***** DATA PROVIDED *****

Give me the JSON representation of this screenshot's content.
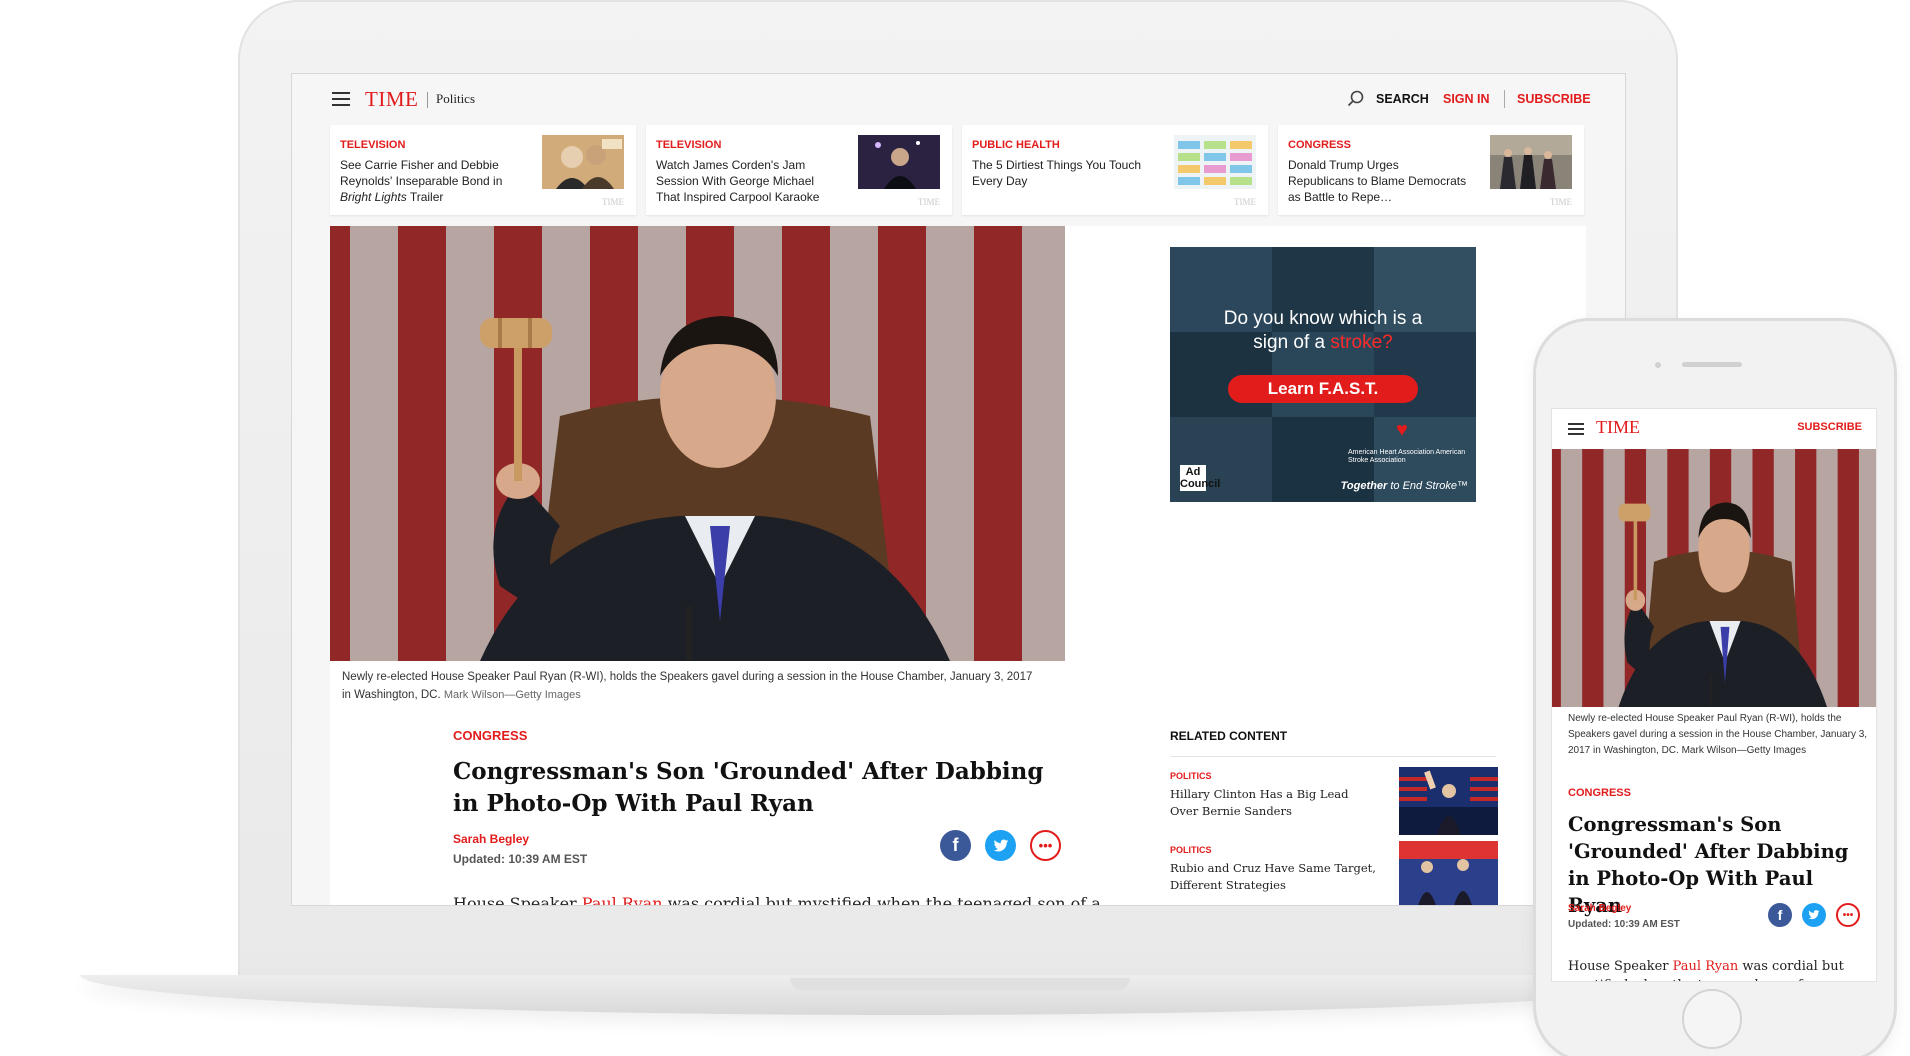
{
  "nav": {
    "logo": "TIME",
    "section": "Politics",
    "search_label": "SEARCH",
    "signin_label": "SIGN IN",
    "subscribe_label": "SUBSCRIBE"
  },
  "promos": [
    {
      "kicker": "TELEVISION",
      "title_html_parts": [
        "See Carrie Fisher and Debbie Reynolds' Inseparable Bond in ",
        "Bright Lights",
        " Trailer"
      ],
      "watermark": "TIME"
    },
    {
      "kicker": "TELEVISION",
      "title": "Watch James Corden's Jam Session With George Michael That Inspired Carpool Karaoke",
      "watermark": "TIME"
    },
    {
      "kicker": "PUBLIC HEALTH",
      "title": "The 5 Dirtiest Things You Touch Every Day",
      "watermark": "TIME"
    },
    {
      "kicker": "CONGRESS",
      "title": "Donald Trump Urges Republicans to Blame Democrats as Battle to Repe…",
      "watermark": "TIME"
    }
  ],
  "article": {
    "caption": "Newly re-elected House Speaker Paul Ryan (R-WI), holds the Speakers gavel during a session in the House Chamber, January 3, 2017 in Washington, DC.",
    "credit": "Mark Wilson—Getty Images",
    "kicker": "CONGRESS",
    "headline": "Congressman's Son 'Grounded' After Dabbing in Photo-Op With Paul Ryan",
    "author": "Sarah Begley",
    "updated": "Updated: 10:39 AM EST",
    "body_lead": "House Speaker ",
    "body_link": "Paul Ryan",
    "body_rest": " was cordial but mystified when the teenaged son of a"
  },
  "ad": {
    "question_line1": "Do you know which is a",
    "question_line2_pre": "sign of a ",
    "question_line2_red": "stroke?",
    "button": "Learn F.A.S.T.",
    "adcouncil": "Ad Council",
    "aha": "American Heart Association   American Stroke Association",
    "tagline_pre": "Together",
    "tagline_rest": " to End Stroke™"
  },
  "related": {
    "heading": "RELATED CONTENT",
    "items": [
      {
        "kicker": "POLITICS",
        "title": "Hillary Clinton Has a Big Lead Over Bernie Sanders"
      },
      {
        "kicker": "POLITICS",
        "title": "Rubio and Cruz Have Same Target, Different Strategies"
      }
    ]
  },
  "mobile": {
    "logo": "TIME",
    "subscribe": "SUBSCRIBE",
    "caption": "Newly re-elected House Speaker Paul Ryan (R-WI), holds the Speakers gavel during a session in the House Chamber, January 3, 2017 in Washington, DC.",
    "credit": "Mark Wilson—Getty Images",
    "kicker": "CONGRESS",
    "headline": "Congressman's Son 'Grounded' After Dabbing in Photo-Op With Paul Ryan",
    "author": "Sarah Begley",
    "updated": "Updated: 10:39 AM EST",
    "body_lead": "House Speaker ",
    "body_link": "Paul Ryan",
    "body_rest": " was cordial but mystified when the teenaged son of a new"
  },
  "colors": {
    "accent": "#e21b1b",
    "facebook": "#3b5998",
    "twitter": "#1da1f2"
  },
  "icons": [
    "hamburger-icon",
    "search-icon",
    "facebook-icon",
    "twitter-icon",
    "more-icon"
  ]
}
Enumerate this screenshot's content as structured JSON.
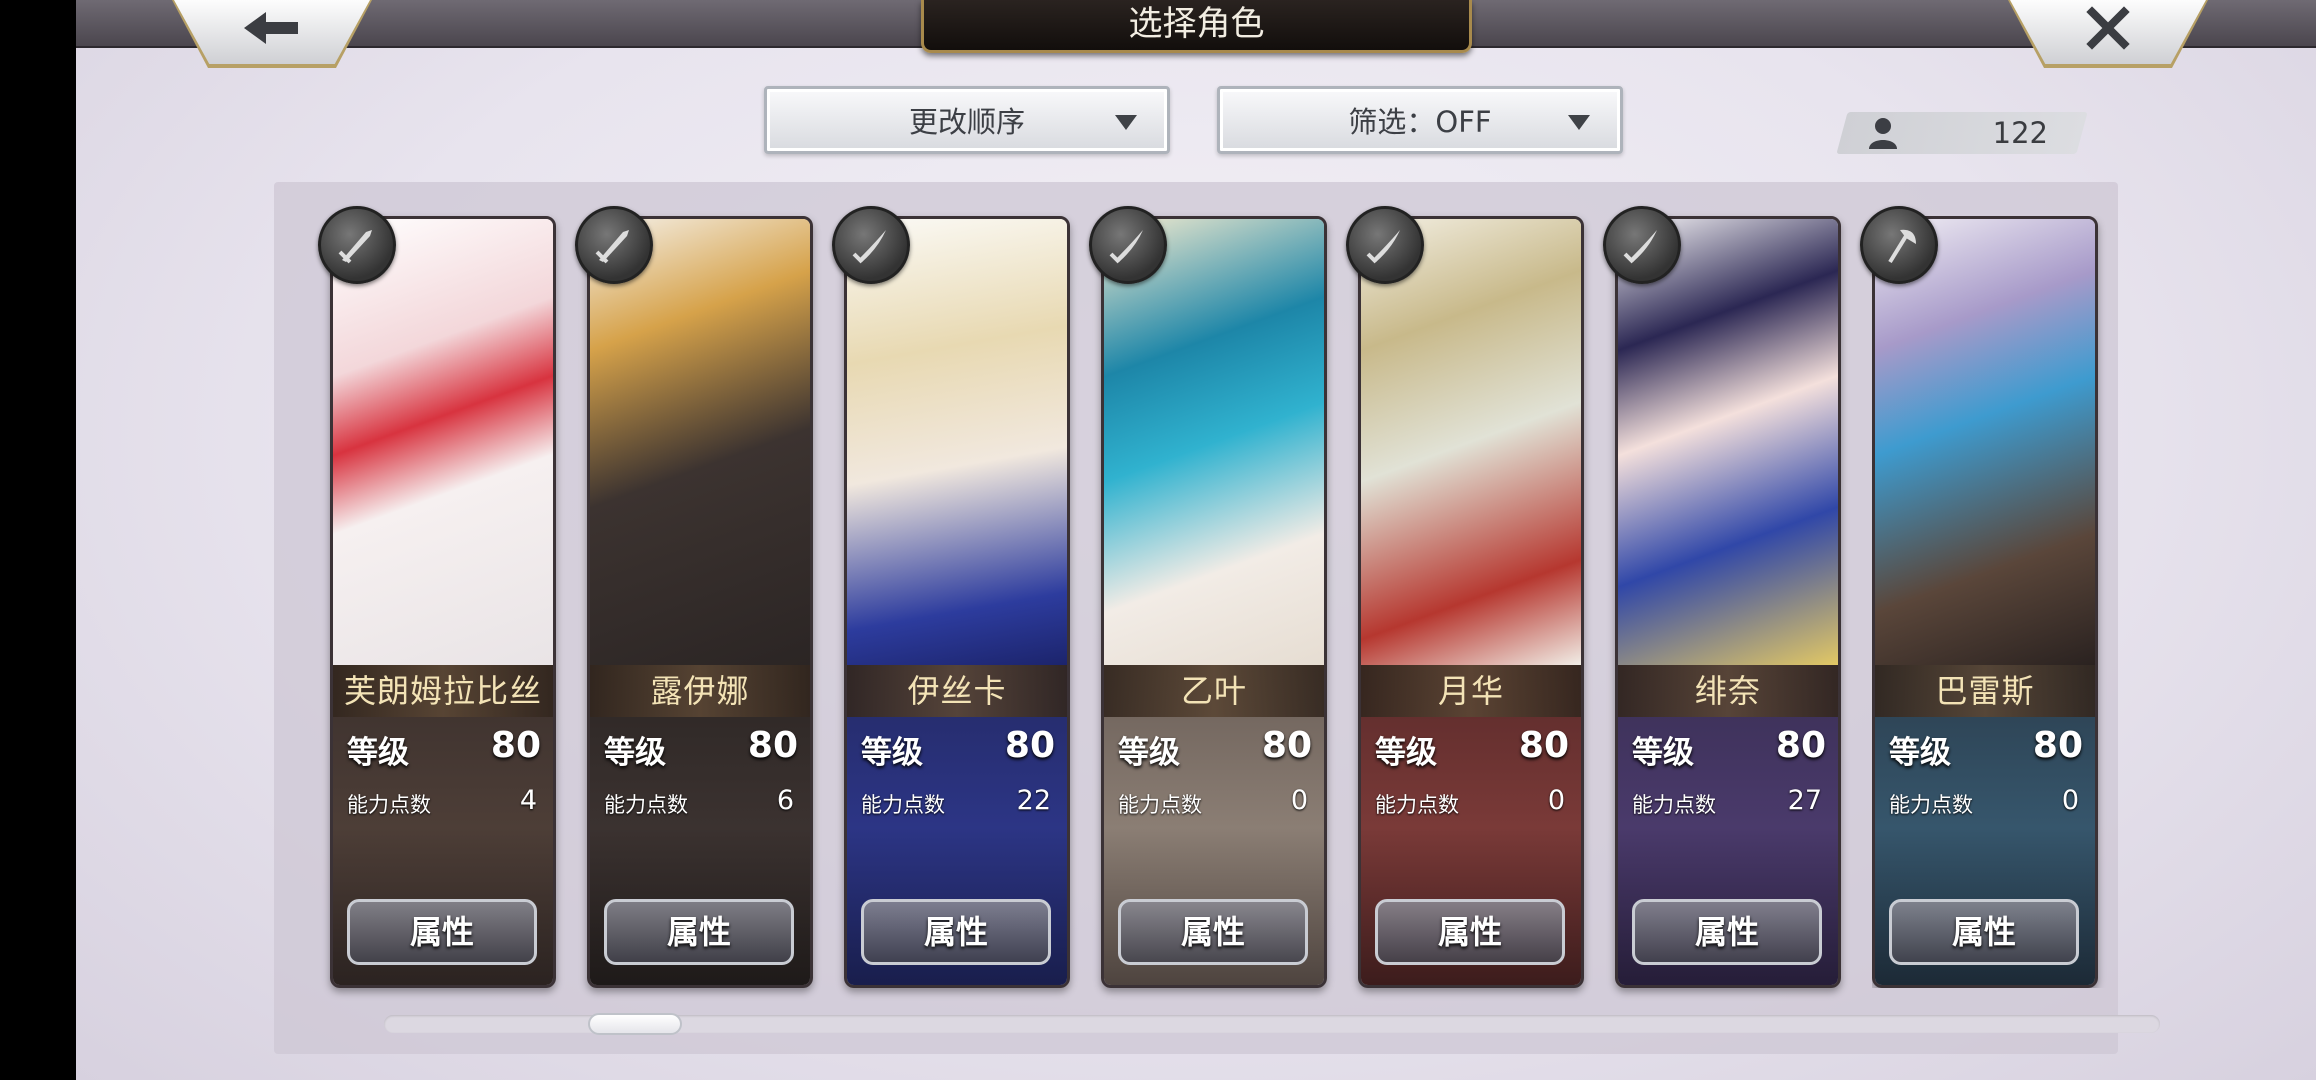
{
  "header": {
    "title": "选择角色"
  },
  "toolbar": {
    "sort_label": "更改顺序",
    "filter_label": "筛选：OFF",
    "roster_count": "122"
  },
  "characters": [
    {
      "name": "芙朗姆拉比丝",
      "level_label": "等级",
      "level": "80",
      "ap_label": "能力点数",
      "ap": "4",
      "attr_label": "属性",
      "weapon_icon": "sword-icon"
    },
    {
      "name": "露伊娜",
      "level_label": "等级",
      "level": "80",
      "ap_label": "能力点数",
      "ap": "6",
      "attr_label": "属性",
      "weapon_icon": "sword-icon"
    },
    {
      "name": "伊丝卡",
      "level_label": "等级",
      "level": "80",
      "ap_label": "能力点数",
      "ap": "22",
      "attr_label": "属性",
      "weapon_icon": "sword-icon"
    },
    {
      "name": "乙叶",
      "level_label": "等级",
      "level": "80",
      "ap_label": "能力点数",
      "ap": "0",
      "attr_label": "属性",
      "weapon_icon": "sword-icon"
    },
    {
      "name": "月华",
      "level_label": "等级",
      "level": "80",
      "ap_label": "能力点数",
      "ap": "0",
      "attr_label": "属性",
      "weapon_icon": "sword-icon"
    },
    {
      "name": "绯奈",
      "level_label": "等级",
      "level": "80",
      "ap_label": "能力点数",
      "ap": "27",
      "attr_label": "属性",
      "weapon_icon": "sword-icon"
    },
    {
      "name": "巴雷斯",
      "level_label": "等级",
      "level": "80",
      "ap_label": "能力点数",
      "ap": "0",
      "attr_label": "属性",
      "weapon_icon": "axe-icon"
    }
  ],
  "colors": {
    "name_text": "#f3e3b6",
    "frame_gold": "#a88a4c"
  }
}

*****

TASK GOAL: Check every line for "teenaged" and show the ones that have it.

RESULT OF THIS TASK:
    "body_rest": " was cordial but mystified when the teenaged son of a"
    "body_rest": " was cordial but mystified when the teenaged son of a new"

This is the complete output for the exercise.